* _Your goal_
Search the data for the word "Jumpers" and copy every line where it occurs.

* _Material to process_
▬▬▬▬▬▬▬▬▬▬

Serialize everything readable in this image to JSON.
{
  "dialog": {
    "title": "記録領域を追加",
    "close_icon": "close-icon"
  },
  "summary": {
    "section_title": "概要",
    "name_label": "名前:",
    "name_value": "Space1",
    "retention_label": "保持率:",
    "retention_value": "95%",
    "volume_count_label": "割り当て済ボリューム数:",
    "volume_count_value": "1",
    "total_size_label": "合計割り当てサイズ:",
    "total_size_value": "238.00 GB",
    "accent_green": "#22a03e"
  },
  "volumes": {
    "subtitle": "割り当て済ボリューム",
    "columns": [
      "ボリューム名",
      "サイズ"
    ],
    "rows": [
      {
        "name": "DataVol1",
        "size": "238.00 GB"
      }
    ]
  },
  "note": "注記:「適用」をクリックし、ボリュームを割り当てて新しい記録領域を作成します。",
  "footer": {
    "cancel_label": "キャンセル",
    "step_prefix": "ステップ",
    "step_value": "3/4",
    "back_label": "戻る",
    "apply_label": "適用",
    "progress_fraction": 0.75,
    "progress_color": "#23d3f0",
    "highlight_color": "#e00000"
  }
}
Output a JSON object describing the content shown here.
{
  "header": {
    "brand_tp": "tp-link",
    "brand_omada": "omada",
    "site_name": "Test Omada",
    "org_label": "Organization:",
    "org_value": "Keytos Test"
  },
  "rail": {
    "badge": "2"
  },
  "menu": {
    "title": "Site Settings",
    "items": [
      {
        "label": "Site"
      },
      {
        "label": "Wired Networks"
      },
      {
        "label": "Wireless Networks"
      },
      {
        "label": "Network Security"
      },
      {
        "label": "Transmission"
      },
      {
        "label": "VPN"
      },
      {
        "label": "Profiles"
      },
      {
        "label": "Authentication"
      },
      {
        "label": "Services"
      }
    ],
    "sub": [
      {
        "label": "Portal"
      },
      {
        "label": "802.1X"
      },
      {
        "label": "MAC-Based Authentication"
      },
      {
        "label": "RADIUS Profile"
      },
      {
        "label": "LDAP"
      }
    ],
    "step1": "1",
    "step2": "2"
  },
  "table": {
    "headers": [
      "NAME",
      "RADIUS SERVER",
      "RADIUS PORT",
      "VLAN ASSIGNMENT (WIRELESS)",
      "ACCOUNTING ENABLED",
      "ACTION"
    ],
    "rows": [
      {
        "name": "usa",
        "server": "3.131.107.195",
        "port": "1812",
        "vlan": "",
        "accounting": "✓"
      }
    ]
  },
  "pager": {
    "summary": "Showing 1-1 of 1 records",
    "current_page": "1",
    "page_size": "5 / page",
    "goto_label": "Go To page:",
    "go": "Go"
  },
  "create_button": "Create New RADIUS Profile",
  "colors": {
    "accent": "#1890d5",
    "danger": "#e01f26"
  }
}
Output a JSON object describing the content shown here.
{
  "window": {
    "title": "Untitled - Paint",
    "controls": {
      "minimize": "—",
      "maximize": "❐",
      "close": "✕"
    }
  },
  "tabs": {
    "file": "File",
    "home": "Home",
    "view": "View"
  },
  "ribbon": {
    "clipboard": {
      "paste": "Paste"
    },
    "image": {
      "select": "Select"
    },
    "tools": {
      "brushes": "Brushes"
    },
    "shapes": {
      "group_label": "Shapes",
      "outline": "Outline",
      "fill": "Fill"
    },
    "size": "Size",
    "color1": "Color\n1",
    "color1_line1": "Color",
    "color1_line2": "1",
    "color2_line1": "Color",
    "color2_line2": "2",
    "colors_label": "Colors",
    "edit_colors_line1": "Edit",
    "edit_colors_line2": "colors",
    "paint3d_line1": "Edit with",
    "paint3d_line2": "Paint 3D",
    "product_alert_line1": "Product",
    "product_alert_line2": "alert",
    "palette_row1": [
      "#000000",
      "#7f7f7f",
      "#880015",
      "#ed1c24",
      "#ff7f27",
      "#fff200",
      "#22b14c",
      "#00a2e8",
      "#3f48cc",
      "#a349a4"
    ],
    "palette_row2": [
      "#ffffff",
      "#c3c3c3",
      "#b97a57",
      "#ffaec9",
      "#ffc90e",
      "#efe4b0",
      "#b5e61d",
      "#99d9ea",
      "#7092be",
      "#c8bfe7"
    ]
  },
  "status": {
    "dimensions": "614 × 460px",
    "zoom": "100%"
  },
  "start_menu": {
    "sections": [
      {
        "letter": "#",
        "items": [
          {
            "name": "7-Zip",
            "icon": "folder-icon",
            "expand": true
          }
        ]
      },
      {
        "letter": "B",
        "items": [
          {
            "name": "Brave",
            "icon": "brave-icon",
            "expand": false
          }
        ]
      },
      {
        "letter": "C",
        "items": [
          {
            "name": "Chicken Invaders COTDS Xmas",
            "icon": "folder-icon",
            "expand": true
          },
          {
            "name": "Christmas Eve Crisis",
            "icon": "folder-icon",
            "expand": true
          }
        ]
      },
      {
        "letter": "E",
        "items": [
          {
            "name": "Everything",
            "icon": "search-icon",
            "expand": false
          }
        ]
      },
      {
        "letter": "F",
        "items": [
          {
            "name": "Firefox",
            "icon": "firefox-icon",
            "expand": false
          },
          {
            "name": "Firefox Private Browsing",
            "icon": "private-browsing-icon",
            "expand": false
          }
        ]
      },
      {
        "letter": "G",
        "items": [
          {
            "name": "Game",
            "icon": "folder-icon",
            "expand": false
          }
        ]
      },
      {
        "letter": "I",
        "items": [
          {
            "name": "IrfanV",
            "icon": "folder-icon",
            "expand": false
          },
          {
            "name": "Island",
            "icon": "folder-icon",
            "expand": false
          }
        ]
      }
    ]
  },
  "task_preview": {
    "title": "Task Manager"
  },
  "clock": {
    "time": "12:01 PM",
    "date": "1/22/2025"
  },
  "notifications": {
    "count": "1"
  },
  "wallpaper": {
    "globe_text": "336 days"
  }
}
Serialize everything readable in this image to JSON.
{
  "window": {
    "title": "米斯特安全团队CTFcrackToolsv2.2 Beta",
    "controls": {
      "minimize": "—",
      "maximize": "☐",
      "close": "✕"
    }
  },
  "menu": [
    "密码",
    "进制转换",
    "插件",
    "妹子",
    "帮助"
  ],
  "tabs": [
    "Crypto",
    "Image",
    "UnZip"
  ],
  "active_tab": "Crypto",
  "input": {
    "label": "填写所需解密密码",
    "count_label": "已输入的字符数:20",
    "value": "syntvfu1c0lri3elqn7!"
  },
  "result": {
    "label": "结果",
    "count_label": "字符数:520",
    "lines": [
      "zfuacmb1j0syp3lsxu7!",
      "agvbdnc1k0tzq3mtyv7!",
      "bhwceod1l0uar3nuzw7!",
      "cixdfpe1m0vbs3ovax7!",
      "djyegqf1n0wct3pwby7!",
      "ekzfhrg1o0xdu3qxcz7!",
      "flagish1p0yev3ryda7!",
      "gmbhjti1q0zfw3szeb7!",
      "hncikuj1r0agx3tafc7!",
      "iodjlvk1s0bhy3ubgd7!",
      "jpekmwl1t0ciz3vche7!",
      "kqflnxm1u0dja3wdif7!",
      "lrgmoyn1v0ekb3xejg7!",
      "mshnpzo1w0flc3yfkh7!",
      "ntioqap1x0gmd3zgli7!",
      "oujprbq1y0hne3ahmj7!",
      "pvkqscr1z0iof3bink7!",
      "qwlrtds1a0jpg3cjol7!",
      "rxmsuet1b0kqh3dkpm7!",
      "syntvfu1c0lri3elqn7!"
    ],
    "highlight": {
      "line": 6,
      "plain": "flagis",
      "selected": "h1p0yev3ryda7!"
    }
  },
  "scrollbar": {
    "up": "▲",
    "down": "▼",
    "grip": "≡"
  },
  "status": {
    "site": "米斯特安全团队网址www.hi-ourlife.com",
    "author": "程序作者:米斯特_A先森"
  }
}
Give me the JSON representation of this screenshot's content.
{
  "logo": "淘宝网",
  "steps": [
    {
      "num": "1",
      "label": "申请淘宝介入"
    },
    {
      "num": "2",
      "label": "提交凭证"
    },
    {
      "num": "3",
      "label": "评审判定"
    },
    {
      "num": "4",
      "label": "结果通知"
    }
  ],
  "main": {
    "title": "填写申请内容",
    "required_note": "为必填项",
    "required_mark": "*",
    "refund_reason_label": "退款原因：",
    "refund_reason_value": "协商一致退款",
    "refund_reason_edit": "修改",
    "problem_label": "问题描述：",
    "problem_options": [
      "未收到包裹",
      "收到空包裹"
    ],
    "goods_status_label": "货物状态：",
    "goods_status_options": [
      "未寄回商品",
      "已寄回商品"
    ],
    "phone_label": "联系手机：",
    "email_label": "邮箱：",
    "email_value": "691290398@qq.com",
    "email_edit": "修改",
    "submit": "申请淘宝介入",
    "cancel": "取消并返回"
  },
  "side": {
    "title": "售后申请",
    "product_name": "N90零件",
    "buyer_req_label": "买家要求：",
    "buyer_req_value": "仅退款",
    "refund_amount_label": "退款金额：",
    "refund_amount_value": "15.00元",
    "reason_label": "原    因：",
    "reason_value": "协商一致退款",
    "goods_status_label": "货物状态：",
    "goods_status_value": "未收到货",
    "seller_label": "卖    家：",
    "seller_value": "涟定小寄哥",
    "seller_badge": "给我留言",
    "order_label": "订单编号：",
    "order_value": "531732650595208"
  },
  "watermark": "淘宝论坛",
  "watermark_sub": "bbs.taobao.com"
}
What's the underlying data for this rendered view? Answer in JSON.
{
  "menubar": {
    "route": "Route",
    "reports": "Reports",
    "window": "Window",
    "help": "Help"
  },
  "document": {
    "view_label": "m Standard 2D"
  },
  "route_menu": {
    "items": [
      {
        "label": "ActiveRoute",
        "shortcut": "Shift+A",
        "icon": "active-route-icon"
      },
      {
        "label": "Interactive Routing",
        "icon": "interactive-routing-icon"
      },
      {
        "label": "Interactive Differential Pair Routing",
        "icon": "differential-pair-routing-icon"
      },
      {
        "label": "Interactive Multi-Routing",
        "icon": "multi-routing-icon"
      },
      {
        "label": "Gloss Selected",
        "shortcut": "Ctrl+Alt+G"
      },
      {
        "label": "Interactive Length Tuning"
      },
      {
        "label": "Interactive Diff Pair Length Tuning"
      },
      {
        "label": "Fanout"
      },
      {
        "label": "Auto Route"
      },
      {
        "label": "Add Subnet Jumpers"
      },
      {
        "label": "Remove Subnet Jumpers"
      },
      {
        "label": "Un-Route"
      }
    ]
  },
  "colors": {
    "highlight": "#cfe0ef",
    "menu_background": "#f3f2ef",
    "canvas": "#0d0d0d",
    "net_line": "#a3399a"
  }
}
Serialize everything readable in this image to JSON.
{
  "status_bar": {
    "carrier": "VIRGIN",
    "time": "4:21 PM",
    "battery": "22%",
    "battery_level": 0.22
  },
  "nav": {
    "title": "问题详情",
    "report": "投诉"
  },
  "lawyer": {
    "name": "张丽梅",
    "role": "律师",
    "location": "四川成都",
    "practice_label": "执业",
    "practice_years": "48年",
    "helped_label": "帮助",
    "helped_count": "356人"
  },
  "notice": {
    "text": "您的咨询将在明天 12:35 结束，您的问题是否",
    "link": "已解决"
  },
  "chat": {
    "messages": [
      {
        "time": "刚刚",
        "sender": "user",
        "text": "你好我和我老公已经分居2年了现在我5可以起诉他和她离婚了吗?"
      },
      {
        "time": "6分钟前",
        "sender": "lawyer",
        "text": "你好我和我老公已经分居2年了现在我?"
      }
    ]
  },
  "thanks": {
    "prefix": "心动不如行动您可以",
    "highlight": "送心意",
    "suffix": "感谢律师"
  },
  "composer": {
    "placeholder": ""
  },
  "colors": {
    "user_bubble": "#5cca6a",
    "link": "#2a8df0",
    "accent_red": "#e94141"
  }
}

▬▬▬▬▬▬▬▬▬▬

* _Answer below_
        "label": "Add Subnet Jumpers"
        "label": "Remove Subnet Jumpers"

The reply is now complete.